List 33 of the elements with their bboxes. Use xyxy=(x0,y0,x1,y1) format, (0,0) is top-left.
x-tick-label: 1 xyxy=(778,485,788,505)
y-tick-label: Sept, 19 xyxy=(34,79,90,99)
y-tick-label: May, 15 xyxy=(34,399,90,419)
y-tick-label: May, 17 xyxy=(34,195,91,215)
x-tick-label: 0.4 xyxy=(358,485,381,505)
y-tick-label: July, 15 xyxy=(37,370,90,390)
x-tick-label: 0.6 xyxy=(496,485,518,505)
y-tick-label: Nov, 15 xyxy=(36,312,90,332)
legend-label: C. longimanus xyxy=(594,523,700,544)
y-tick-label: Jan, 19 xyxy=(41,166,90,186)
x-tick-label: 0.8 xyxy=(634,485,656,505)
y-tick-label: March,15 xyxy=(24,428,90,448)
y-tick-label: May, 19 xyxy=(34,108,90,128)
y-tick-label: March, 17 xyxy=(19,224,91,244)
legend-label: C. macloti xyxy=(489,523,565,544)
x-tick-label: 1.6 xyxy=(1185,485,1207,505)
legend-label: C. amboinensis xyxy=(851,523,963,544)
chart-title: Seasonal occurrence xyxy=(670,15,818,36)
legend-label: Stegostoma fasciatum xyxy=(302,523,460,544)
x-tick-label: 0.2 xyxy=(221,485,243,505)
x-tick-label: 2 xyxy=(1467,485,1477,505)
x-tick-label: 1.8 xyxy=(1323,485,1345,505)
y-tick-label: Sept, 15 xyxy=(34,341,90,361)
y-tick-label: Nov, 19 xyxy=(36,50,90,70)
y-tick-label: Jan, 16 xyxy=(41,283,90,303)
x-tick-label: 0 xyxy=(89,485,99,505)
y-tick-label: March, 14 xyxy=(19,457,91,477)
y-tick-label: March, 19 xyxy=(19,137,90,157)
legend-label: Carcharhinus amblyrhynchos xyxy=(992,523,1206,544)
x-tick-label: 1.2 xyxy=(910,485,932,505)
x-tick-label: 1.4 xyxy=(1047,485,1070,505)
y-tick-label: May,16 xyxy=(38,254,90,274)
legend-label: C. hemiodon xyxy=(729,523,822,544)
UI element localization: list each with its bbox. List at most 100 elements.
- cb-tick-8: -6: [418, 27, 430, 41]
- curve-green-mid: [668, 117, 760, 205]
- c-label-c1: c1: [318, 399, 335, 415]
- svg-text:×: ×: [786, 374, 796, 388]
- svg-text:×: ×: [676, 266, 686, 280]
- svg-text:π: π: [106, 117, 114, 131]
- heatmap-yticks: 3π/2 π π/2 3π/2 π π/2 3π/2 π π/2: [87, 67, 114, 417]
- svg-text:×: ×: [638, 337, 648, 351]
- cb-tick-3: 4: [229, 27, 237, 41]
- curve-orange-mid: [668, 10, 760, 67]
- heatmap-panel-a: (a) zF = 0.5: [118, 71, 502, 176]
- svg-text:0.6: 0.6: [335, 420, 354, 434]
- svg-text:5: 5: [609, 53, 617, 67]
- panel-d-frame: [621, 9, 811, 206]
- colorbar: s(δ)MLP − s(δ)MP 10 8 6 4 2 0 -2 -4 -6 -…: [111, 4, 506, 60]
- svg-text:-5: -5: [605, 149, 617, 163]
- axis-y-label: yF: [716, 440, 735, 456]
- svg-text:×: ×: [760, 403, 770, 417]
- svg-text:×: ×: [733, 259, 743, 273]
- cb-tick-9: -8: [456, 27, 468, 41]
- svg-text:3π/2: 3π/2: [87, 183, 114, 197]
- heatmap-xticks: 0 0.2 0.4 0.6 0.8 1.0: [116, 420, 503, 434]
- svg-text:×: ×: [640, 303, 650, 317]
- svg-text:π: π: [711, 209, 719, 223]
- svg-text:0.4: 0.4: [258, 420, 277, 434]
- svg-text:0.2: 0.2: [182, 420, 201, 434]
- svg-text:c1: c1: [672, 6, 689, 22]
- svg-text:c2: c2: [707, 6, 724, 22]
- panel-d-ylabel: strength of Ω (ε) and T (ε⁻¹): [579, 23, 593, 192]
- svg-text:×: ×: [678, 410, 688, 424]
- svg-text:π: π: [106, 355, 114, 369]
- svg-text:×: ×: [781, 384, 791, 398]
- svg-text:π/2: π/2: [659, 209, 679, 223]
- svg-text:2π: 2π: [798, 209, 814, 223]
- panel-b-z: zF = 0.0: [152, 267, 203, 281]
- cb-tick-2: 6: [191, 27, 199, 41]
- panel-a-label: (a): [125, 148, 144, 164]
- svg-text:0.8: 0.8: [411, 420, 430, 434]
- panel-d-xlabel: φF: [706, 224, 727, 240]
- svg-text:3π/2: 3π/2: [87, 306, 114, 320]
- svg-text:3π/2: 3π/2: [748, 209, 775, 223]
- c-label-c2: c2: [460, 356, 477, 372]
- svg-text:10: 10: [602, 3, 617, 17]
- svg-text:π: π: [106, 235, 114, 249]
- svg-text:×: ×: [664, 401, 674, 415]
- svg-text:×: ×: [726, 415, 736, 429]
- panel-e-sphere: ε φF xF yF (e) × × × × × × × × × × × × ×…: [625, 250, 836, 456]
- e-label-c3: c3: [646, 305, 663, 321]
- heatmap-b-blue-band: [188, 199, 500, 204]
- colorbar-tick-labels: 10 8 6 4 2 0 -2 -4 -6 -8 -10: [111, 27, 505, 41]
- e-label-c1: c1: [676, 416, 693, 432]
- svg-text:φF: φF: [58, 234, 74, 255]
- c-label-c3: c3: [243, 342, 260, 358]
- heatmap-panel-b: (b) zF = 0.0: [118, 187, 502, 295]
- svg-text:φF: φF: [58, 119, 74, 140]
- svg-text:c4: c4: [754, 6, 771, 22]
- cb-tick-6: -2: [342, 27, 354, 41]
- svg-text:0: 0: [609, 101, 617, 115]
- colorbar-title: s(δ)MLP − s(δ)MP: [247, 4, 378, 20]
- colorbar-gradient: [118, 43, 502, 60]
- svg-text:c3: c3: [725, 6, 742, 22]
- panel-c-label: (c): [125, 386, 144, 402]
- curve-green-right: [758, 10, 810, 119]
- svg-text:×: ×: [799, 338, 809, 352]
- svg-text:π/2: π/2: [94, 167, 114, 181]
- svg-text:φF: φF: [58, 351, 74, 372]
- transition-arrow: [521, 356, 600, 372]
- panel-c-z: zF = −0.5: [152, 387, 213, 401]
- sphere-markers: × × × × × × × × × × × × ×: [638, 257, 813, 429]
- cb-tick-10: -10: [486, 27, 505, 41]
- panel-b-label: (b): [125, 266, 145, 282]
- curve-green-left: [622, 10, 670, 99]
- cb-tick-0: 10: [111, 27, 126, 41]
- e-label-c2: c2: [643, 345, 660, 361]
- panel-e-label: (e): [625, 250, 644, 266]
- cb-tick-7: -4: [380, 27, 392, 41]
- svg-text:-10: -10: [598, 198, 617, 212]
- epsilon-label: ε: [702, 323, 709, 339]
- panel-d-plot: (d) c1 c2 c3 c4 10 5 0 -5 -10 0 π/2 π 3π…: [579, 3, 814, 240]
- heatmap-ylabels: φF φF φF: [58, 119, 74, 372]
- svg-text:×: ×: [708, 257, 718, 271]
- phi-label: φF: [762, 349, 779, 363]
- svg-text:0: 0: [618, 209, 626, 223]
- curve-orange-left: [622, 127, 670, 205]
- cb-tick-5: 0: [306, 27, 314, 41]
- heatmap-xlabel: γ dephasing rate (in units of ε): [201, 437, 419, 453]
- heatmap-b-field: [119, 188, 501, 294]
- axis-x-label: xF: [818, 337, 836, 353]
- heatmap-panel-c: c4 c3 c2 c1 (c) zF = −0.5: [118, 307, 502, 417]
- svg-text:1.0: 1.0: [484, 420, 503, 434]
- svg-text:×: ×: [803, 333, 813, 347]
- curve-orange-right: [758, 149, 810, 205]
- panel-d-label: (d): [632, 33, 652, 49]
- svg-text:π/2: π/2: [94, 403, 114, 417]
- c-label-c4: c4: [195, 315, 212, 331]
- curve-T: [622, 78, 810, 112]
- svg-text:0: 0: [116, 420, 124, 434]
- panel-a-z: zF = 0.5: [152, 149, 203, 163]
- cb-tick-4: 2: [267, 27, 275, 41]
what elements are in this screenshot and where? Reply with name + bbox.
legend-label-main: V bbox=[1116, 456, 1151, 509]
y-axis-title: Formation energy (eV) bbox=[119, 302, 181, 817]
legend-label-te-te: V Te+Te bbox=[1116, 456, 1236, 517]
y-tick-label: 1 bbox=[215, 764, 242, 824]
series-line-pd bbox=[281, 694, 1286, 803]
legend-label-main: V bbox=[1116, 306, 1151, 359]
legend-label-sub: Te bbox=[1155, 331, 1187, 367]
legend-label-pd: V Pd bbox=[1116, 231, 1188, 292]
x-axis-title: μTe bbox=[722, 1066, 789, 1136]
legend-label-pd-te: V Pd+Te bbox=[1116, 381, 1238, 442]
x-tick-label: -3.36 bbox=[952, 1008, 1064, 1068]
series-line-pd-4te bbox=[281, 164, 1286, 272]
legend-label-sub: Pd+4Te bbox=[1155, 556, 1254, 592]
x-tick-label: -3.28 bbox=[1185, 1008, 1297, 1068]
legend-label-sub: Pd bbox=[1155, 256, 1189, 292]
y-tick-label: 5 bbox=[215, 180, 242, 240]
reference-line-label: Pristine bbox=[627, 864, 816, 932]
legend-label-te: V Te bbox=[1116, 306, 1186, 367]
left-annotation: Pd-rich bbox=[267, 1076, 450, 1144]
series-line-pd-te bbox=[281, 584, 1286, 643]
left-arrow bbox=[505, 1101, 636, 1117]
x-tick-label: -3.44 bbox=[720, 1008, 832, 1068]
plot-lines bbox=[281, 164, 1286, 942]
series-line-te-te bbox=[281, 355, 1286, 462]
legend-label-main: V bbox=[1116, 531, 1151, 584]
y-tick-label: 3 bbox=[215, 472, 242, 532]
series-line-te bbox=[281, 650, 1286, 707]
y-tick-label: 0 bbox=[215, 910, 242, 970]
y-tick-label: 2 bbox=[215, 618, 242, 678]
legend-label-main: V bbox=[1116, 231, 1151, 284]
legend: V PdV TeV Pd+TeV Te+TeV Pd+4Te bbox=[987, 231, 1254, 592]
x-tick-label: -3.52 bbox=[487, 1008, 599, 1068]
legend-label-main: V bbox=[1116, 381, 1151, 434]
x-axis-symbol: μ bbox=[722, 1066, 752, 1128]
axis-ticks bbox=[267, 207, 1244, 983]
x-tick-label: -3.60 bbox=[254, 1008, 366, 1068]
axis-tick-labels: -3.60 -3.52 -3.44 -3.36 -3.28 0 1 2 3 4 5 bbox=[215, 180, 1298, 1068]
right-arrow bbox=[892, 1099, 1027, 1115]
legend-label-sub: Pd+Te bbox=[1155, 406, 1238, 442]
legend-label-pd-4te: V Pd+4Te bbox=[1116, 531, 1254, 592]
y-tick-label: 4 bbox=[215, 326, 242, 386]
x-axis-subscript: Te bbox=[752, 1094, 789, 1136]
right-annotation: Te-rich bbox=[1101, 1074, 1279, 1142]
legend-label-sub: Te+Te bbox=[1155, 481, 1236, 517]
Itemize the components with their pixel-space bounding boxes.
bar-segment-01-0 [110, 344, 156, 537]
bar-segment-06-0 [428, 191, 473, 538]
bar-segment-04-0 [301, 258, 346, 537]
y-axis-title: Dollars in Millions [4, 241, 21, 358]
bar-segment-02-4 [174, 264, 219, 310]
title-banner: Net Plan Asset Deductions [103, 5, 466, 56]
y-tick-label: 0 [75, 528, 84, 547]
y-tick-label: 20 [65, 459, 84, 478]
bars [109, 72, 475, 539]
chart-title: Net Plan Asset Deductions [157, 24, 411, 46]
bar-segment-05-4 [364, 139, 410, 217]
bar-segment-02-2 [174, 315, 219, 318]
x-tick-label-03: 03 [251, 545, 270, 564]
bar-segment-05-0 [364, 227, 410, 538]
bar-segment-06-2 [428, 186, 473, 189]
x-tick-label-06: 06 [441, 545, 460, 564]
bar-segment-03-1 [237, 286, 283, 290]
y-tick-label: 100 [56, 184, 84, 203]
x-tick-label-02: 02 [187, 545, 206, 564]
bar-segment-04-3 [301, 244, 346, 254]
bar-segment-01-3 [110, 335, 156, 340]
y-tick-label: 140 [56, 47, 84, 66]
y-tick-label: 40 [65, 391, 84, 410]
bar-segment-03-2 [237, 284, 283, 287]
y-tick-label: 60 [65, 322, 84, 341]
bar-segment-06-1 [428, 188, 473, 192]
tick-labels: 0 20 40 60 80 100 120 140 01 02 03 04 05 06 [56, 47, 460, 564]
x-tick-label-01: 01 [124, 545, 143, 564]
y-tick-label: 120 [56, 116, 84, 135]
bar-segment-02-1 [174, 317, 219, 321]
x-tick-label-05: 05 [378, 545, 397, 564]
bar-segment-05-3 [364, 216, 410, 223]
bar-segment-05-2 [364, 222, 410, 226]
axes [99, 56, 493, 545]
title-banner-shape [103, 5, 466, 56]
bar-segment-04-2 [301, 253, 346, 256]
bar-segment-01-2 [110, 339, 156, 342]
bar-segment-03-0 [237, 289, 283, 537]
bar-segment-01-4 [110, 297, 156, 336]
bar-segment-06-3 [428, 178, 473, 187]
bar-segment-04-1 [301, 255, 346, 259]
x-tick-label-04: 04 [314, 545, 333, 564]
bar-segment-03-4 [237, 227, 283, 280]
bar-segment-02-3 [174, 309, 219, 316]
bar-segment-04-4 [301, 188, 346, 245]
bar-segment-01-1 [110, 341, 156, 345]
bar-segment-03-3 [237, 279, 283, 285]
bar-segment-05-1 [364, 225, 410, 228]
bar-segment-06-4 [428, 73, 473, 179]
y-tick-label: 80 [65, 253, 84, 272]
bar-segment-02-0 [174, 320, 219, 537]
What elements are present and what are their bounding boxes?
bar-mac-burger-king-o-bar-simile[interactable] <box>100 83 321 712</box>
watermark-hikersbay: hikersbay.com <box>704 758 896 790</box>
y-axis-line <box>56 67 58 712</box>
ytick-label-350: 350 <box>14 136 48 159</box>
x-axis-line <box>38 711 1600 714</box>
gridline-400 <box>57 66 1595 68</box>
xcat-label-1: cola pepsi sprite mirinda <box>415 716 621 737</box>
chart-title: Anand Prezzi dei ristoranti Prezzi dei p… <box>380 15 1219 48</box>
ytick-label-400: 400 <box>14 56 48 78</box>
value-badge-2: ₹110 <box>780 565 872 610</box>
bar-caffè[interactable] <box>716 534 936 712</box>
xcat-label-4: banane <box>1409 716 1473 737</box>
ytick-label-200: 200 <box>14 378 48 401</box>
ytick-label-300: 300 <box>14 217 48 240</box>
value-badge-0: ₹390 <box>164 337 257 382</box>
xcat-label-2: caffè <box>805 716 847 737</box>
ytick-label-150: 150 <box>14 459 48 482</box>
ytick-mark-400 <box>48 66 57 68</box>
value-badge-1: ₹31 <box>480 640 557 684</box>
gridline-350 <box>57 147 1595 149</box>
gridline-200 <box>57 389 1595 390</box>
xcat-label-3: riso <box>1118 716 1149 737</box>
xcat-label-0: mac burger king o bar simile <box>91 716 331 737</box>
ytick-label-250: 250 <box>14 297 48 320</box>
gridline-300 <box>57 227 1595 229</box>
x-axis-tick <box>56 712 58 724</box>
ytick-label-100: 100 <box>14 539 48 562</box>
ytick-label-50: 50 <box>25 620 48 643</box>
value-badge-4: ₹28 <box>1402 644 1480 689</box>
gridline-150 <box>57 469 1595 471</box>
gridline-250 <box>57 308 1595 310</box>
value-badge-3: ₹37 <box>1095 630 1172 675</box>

--------------------------------

:: 任务目标 ::
请照原样复述记录中的若干行：从记录开头起，至包含"x-tick-label: 0.4 xyxy=(358,485,381,505)"的那一行止，首尾两行均须包括在内。

:: 最终答案 ::
List 33 of the elements with their bboxes. Use xyxy=(x0,y0,x1,y1) format, (0,0) is top-left.
x-tick-label: 1 xyxy=(778,485,788,505)
y-tick-label: Sept, 19 xyxy=(34,79,90,99)
y-tick-label: May, 15 xyxy=(34,399,90,419)
y-tick-label: May, 17 xyxy=(34,195,91,215)
x-tick-label: 0.4 xyxy=(358,485,381,505)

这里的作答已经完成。